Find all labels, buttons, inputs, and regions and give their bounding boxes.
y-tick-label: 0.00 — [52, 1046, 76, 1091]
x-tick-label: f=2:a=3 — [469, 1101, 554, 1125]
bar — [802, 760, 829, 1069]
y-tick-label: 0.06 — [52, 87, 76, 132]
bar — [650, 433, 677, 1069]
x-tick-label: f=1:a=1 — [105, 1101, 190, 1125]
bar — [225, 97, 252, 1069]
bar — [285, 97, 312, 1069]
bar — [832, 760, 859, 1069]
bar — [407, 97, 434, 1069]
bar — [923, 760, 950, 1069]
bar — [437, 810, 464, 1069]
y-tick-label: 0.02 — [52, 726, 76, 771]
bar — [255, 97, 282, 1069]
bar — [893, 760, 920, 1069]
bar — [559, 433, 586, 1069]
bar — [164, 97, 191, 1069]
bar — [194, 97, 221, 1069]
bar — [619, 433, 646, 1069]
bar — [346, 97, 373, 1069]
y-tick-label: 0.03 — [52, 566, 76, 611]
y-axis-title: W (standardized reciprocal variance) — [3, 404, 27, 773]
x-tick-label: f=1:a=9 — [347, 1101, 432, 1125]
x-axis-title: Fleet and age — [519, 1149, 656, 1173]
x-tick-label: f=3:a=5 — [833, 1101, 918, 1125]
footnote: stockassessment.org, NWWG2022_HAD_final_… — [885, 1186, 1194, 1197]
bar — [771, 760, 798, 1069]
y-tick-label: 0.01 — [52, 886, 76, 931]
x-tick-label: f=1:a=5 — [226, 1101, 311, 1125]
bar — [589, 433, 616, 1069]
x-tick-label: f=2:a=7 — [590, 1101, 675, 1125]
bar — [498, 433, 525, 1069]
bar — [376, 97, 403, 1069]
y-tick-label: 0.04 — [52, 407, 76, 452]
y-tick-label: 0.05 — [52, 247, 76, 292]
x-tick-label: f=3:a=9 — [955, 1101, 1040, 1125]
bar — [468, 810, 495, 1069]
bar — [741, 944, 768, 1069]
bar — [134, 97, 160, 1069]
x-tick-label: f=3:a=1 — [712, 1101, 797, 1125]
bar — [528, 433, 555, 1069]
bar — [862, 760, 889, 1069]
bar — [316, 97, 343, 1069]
--
Required work: Rewrite the data from its first line through the line containing "bar — [376, 97, 403, 1069]", changing "Fleet and age" to "Fleet by age" and keeping everything else the same. Give only those lines.

Solution below:
Find all labels, buttons, inputs, and regions and give their bounding boxes.
y-tick-label: 0.00 — [52, 1046, 76, 1091]
x-tick-label: f=2:a=3 — [469, 1101, 554, 1125]
bar — [802, 760, 829, 1069]
y-tick-label: 0.06 — [52, 87, 76, 132]
bar — [650, 433, 677, 1069]
x-tick-label: f=1:a=1 — [105, 1101, 190, 1125]
bar — [225, 97, 252, 1069]
bar — [285, 97, 312, 1069]
bar — [832, 760, 859, 1069]
bar — [407, 97, 434, 1069]
bar — [923, 760, 950, 1069]
bar — [437, 810, 464, 1069]
y-tick-label: 0.02 — [52, 726, 76, 771]
bar — [255, 97, 282, 1069]
bar — [893, 760, 920, 1069]
bar — [559, 433, 586, 1069]
bar — [164, 97, 191, 1069]
bar — [194, 97, 221, 1069]
bar — [619, 433, 646, 1069]
bar — [346, 97, 373, 1069]
y-tick-label: 0.03 — [52, 566, 76, 611]
y-axis-title: W (standardized reciprocal variance) — [3, 404, 27, 773]
x-tick-label: f=1:a=9 — [347, 1101, 432, 1125]
x-axis-title: Fleet by age — [519, 1149, 656, 1173]
x-tick-label: f=3:a=5 — [833, 1101, 918, 1125]
footnote: stockassessment.org, NWWG2022_HAD_final_… — [885, 1186, 1194, 1197]
bar — [771, 760, 798, 1069]
y-tick-label: 0.01 — [52, 886, 76, 931]
x-tick-label: f=1:a=5 — [226, 1101, 311, 1125]
bar — [589, 433, 616, 1069]
x-tick-label: f=2:a=7 — [590, 1101, 675, 1125]
bar — [498, 433, 525, 1069]
bar — [376, 97, 403, 1069]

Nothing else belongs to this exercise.